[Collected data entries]

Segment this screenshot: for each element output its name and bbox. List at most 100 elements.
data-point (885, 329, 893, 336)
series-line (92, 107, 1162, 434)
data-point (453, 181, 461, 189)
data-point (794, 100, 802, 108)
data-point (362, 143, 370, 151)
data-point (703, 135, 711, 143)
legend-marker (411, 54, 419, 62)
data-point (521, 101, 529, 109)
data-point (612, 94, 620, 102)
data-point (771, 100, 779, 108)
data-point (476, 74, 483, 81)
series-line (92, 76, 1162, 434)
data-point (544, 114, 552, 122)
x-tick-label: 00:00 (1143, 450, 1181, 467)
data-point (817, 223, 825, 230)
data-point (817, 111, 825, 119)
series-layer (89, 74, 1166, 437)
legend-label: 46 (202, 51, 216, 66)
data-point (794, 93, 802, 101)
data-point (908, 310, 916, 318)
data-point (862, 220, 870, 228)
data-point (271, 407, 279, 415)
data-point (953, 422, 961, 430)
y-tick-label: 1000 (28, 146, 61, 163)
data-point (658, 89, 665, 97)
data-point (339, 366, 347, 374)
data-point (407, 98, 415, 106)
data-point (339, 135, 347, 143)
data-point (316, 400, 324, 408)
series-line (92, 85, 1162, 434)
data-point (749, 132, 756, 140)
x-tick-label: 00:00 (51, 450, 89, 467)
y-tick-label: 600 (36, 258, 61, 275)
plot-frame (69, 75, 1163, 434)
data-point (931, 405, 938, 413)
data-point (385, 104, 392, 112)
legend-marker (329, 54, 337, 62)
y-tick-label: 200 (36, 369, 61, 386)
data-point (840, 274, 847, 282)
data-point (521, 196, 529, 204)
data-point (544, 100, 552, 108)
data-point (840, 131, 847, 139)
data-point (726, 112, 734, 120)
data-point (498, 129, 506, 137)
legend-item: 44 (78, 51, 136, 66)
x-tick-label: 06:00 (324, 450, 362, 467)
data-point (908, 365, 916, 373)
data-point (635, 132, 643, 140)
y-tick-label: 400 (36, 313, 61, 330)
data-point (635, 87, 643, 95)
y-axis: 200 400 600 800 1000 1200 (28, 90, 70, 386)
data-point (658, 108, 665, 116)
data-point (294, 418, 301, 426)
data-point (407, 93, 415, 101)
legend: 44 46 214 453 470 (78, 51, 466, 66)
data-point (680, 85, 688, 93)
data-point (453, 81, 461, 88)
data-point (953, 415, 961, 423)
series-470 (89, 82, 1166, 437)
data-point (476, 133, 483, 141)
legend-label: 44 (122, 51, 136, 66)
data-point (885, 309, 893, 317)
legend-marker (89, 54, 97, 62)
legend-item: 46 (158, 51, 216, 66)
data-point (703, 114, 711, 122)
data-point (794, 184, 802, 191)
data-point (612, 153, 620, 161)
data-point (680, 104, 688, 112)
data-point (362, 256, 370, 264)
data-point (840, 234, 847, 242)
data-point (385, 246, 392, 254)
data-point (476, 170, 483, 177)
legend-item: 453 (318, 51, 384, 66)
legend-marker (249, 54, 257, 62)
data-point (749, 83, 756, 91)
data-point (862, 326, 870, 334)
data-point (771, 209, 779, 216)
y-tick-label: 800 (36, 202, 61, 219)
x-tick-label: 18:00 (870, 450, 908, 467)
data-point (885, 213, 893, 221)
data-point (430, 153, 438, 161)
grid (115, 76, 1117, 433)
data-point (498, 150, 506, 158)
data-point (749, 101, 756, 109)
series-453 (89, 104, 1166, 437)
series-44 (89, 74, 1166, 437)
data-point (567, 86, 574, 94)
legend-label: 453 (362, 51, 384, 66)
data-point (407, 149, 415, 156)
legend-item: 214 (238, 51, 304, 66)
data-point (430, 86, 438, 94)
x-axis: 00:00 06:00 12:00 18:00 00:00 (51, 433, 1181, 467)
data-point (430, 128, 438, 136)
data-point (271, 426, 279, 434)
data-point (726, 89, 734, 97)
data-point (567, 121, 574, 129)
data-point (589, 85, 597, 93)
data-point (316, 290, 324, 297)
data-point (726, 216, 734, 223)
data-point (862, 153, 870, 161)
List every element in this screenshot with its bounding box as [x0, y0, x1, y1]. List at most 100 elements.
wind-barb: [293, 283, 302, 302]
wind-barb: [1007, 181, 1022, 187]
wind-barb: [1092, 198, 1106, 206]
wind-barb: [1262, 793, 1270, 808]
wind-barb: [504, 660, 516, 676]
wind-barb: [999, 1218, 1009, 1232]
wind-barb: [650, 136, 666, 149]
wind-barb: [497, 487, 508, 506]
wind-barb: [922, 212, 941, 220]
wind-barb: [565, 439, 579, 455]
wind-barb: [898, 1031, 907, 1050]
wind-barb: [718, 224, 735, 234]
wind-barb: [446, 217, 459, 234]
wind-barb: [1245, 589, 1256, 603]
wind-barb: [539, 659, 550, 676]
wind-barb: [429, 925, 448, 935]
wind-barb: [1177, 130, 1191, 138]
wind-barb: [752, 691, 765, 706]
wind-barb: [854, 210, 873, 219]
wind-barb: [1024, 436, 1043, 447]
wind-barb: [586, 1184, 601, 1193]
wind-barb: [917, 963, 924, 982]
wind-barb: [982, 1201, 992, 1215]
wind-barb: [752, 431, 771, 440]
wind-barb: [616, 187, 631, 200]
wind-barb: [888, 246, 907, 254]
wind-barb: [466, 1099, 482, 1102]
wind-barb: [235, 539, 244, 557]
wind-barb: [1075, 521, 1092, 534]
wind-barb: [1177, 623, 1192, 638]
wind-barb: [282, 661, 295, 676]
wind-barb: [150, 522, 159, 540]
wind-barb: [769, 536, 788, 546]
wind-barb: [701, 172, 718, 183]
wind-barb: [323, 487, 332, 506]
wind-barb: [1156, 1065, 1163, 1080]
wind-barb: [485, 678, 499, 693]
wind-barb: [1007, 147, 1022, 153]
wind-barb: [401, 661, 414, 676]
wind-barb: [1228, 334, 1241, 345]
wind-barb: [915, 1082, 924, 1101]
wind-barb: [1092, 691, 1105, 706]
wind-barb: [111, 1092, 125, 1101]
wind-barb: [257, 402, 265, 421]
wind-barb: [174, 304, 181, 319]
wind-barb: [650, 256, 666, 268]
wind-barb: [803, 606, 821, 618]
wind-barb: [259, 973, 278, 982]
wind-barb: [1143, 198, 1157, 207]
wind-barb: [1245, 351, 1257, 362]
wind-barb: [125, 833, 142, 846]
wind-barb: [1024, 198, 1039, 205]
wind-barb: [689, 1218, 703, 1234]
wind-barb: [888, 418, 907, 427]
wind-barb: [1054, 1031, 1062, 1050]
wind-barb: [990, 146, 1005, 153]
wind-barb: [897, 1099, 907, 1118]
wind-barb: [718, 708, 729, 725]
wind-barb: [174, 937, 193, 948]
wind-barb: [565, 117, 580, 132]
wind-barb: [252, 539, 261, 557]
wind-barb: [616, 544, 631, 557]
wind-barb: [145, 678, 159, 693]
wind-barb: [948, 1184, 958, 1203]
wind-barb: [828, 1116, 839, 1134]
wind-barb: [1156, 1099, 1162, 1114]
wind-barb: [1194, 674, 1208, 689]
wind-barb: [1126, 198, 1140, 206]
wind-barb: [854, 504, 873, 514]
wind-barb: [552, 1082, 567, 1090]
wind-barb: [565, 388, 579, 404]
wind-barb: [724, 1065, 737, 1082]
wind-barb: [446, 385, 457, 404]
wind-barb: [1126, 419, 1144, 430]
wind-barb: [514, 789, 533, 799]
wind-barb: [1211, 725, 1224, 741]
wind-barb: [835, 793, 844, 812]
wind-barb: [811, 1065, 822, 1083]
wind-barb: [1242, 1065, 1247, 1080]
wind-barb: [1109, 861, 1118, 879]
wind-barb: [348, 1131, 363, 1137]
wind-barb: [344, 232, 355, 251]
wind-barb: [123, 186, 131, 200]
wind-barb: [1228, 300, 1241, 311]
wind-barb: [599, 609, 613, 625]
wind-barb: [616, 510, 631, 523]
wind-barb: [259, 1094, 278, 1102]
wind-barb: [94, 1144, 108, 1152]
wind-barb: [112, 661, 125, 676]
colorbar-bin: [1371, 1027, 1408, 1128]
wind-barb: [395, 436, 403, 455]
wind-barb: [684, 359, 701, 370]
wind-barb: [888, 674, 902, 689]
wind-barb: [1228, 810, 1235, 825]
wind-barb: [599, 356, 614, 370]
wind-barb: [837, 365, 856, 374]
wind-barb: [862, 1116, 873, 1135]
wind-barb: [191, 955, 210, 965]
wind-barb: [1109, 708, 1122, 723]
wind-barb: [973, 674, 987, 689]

* **The task**: Reproduce word for word the lines above, beginning with the first line and stopping after the line that contains "data-point (794, 93, 802, 101)".

* **Answer to this problem**:
Segment this screenshot: for each element output its name and bbox. List at most 100 elements.
data-point (885, 329, 893, 336)
series-line (92, 107, 1162, 434)
data-point (453, 181, 461, 189)
data-point (794, 100, 802, 108)
data-point (362, 143, 370, 151)
data-point (703, 135, 711, 143)
legend-marker (411, 54, 419, 62)
data-point (521, 101, 529, 109)
data-point (612, 94, 620, 102)
data-point (771, 100, 779, 108)
data-point (476, 74, 483, 81)
series-line (92, 76, 1162, 434)
data-point (544, 114, 552, 122)
x-tick-label: 00:00 (1143, 450, 1181, 467)
data-point (817, 223, 825, 230)
data-point (817, 111, 825, 119)
series-layer (89, 74, 1166, 437)
legend-label: 46 (202, 51, 216, 66)
data-point (794, 93, 802, 101)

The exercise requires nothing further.